[PROBLEM TO WORK ON] Show all lines from the data that include the word "JSON".

[EXCERPTED DATA]

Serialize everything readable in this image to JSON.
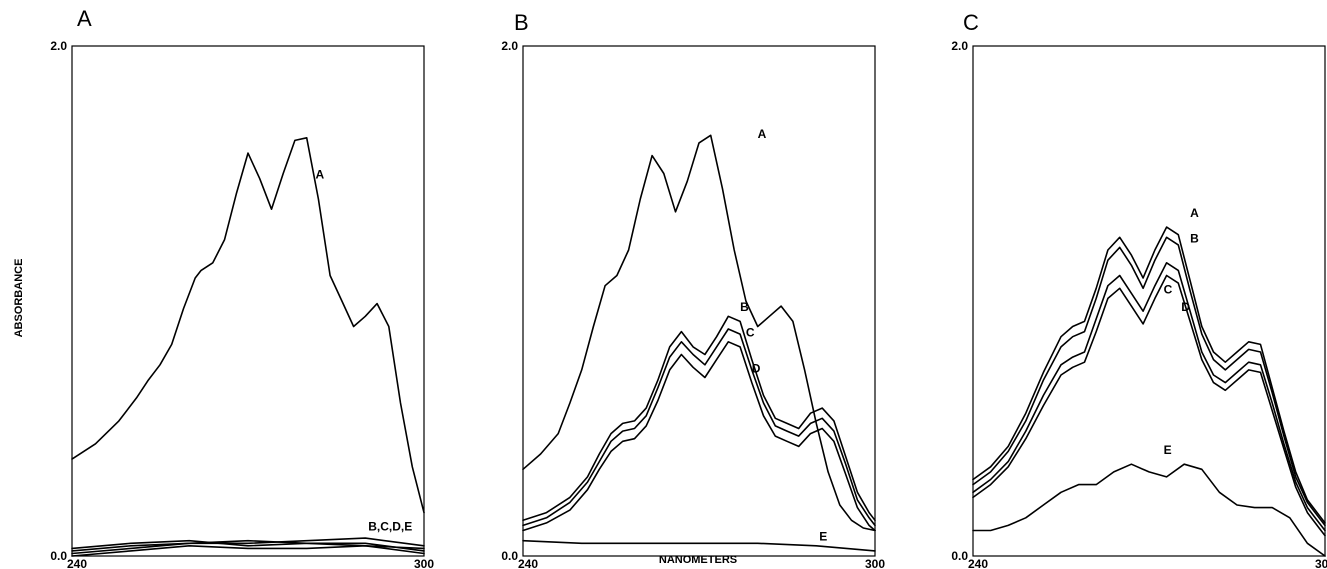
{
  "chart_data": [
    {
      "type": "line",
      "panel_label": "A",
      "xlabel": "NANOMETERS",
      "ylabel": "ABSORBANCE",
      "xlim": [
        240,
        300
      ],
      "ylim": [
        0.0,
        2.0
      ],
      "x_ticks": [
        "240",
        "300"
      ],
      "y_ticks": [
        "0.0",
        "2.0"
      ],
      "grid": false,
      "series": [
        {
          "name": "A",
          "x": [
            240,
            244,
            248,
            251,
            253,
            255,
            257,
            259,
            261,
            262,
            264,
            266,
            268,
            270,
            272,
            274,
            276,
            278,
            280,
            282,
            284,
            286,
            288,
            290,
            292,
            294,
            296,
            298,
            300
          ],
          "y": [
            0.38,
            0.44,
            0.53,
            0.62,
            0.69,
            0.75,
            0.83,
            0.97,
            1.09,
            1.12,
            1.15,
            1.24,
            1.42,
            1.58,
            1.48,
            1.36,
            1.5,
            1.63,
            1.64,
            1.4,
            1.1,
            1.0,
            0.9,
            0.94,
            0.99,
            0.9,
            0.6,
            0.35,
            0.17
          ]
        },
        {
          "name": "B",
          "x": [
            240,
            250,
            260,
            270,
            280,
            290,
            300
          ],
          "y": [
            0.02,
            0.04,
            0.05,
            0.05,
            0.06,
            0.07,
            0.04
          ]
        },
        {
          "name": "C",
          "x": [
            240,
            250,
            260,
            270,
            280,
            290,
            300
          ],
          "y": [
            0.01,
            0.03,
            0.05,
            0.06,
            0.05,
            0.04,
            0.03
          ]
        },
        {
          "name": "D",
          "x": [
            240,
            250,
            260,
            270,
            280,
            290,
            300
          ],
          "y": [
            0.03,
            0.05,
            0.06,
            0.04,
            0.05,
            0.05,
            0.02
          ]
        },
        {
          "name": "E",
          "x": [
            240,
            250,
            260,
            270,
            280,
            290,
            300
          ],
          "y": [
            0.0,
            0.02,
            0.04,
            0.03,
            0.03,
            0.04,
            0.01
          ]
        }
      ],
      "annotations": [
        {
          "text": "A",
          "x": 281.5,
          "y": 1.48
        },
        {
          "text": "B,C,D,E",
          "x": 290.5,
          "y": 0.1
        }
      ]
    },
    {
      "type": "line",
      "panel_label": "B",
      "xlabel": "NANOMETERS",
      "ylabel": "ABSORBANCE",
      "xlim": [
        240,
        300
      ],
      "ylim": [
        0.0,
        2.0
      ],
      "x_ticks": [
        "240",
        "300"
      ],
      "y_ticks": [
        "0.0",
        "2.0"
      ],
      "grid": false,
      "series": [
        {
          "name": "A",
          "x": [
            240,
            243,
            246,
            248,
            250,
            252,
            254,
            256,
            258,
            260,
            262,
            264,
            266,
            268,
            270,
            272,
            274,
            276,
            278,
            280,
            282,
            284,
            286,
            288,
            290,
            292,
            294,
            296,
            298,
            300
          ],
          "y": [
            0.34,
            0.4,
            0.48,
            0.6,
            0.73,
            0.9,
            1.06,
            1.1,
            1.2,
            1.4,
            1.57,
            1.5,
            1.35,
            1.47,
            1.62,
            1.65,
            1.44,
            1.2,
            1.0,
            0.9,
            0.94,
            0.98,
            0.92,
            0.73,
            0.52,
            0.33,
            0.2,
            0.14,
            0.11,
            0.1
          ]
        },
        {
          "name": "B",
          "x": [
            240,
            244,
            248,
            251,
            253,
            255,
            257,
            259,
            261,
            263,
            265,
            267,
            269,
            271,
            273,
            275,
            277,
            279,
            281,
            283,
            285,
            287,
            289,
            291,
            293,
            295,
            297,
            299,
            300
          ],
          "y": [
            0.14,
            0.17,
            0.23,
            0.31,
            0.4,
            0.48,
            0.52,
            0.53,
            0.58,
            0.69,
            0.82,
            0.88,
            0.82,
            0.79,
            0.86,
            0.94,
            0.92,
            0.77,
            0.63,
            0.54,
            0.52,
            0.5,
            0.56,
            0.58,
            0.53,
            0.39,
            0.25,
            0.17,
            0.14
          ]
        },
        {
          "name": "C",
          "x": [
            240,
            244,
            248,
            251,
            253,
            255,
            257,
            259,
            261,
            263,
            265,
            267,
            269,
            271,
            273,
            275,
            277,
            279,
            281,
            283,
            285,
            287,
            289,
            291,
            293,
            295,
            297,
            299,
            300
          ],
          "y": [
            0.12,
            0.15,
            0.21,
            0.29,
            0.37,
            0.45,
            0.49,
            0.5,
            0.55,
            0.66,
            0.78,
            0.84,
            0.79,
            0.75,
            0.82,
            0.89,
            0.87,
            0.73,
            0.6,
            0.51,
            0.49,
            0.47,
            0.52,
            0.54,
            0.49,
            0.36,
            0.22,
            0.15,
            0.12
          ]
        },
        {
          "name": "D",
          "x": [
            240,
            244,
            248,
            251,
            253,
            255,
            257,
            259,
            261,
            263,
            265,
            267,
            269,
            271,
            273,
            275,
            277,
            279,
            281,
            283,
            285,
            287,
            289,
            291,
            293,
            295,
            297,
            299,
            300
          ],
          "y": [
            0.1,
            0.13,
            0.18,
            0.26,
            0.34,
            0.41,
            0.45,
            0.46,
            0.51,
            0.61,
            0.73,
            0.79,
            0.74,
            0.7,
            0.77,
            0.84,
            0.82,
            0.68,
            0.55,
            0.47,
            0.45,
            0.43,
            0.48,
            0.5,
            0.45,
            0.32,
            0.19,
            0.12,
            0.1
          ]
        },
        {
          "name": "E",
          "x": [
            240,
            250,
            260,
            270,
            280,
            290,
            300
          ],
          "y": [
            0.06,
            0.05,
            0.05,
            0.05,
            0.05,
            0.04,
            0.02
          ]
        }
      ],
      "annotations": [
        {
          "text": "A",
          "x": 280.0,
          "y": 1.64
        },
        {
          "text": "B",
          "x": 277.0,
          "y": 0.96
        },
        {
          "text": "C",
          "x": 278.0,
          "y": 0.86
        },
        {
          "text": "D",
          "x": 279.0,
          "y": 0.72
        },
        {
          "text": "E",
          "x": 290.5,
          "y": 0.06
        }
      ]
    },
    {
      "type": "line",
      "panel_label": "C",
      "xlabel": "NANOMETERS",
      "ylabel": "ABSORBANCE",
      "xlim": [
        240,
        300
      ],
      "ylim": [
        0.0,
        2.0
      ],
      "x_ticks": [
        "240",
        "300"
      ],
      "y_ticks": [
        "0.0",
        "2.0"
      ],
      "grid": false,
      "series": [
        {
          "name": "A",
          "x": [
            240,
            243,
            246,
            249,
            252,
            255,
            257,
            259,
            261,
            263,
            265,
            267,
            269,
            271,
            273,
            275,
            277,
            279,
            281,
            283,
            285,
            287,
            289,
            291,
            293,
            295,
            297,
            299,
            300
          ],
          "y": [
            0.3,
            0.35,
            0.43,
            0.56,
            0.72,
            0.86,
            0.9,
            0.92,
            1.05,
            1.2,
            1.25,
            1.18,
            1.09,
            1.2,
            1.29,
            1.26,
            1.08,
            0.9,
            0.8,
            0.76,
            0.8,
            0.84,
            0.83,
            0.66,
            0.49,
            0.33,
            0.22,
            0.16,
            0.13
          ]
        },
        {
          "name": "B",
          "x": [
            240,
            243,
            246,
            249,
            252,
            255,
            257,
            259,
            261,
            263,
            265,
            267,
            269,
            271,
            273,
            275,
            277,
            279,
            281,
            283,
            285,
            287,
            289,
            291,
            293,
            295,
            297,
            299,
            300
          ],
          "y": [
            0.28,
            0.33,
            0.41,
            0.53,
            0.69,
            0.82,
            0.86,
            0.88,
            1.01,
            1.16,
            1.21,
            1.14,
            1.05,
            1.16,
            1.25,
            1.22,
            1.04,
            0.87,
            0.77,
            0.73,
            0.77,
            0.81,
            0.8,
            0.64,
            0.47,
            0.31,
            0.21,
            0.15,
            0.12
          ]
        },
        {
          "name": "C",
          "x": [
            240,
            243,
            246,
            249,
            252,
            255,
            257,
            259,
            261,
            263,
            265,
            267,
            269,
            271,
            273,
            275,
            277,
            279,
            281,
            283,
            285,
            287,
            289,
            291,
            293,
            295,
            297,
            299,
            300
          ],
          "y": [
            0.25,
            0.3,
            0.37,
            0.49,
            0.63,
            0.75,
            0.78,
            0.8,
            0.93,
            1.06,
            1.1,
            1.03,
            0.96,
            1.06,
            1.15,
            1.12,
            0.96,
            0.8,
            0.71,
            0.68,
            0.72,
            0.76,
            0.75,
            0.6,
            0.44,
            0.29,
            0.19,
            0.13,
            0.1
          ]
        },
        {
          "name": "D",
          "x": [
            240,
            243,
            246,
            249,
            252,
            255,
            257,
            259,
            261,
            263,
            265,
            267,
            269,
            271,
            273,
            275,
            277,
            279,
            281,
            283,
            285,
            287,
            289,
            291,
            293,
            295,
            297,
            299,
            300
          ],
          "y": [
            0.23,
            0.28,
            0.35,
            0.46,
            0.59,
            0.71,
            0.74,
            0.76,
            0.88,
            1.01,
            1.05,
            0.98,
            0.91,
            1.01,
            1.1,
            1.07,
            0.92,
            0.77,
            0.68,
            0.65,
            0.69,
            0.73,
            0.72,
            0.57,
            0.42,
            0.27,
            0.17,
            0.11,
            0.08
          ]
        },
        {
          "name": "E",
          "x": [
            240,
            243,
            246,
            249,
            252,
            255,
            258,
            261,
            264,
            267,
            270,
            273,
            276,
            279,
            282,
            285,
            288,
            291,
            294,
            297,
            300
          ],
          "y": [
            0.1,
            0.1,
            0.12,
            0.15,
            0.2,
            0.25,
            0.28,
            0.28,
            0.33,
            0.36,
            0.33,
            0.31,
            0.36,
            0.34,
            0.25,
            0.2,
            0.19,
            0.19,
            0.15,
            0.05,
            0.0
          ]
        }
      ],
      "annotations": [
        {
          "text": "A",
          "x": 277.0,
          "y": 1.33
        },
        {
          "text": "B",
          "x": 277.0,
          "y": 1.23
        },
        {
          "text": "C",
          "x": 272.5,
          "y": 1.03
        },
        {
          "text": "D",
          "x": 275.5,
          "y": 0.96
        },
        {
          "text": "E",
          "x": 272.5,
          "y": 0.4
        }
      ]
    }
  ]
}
...
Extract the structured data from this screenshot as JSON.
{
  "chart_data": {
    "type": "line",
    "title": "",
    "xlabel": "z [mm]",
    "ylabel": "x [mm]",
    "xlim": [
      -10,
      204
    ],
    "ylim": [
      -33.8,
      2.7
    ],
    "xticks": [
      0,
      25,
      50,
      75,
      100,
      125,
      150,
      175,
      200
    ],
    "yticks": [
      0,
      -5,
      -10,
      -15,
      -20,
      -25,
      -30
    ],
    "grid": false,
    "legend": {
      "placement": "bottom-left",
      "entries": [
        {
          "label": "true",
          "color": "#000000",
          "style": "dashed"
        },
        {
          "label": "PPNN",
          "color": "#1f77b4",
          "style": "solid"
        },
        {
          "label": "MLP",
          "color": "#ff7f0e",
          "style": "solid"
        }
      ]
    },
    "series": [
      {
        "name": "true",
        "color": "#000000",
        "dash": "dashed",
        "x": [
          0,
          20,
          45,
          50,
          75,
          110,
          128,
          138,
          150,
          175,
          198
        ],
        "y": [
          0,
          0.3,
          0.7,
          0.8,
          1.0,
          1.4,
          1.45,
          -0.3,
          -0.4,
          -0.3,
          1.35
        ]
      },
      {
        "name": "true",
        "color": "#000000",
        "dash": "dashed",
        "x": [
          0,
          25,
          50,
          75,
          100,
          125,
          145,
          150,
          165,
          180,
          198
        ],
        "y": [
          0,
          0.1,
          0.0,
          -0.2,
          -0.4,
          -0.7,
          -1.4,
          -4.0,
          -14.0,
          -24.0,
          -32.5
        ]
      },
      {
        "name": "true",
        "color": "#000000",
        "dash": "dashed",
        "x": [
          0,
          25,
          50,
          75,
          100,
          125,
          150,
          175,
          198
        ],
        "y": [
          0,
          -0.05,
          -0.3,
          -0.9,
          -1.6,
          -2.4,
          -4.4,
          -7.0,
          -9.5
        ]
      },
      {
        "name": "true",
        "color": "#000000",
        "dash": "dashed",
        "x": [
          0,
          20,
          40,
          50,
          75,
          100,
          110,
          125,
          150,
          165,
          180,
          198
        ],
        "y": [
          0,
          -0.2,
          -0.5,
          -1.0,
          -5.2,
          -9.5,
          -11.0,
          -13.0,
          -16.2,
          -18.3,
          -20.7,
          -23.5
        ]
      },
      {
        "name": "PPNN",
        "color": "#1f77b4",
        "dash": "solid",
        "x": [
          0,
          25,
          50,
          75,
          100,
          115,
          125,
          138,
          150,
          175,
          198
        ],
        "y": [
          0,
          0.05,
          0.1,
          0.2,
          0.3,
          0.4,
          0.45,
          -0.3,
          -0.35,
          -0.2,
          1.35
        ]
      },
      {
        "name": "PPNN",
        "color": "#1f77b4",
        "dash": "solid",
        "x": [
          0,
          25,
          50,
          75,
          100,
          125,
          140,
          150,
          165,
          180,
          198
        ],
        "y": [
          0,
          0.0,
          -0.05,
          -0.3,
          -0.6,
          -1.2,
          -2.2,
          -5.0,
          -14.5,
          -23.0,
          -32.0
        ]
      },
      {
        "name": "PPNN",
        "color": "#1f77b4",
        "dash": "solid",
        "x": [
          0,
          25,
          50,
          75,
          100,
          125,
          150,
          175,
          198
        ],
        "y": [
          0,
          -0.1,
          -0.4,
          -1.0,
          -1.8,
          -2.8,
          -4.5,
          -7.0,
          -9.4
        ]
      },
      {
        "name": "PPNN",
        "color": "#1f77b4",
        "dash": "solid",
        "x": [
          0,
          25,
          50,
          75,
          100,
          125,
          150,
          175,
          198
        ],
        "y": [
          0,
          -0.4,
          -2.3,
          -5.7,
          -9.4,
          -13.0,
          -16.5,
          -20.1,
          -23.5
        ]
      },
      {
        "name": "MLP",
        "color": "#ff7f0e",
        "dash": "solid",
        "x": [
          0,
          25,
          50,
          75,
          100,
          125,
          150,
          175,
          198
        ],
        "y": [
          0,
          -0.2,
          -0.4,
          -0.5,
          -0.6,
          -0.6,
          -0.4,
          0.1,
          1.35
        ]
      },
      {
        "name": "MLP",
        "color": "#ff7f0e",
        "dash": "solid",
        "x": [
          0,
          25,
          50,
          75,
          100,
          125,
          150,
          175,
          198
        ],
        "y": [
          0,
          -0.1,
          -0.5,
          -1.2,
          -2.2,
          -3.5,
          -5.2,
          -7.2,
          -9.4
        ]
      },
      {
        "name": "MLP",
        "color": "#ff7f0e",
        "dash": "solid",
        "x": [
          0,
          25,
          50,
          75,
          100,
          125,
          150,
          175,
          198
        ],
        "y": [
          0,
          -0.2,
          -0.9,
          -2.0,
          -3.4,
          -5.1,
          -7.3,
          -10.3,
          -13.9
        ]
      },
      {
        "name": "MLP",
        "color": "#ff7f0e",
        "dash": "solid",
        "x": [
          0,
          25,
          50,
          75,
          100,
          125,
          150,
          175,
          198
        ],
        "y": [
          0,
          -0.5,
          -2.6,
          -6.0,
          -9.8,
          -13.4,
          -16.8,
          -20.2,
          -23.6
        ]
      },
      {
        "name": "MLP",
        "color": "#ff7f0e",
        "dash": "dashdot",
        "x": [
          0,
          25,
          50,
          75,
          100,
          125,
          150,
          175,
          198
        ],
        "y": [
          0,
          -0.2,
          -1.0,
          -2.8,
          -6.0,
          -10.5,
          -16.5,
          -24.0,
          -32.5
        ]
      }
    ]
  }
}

[REPLY TO THE TASK]
Serialize everything readable in this image to JSON.
Extract the structured data from this screenshot as JSON.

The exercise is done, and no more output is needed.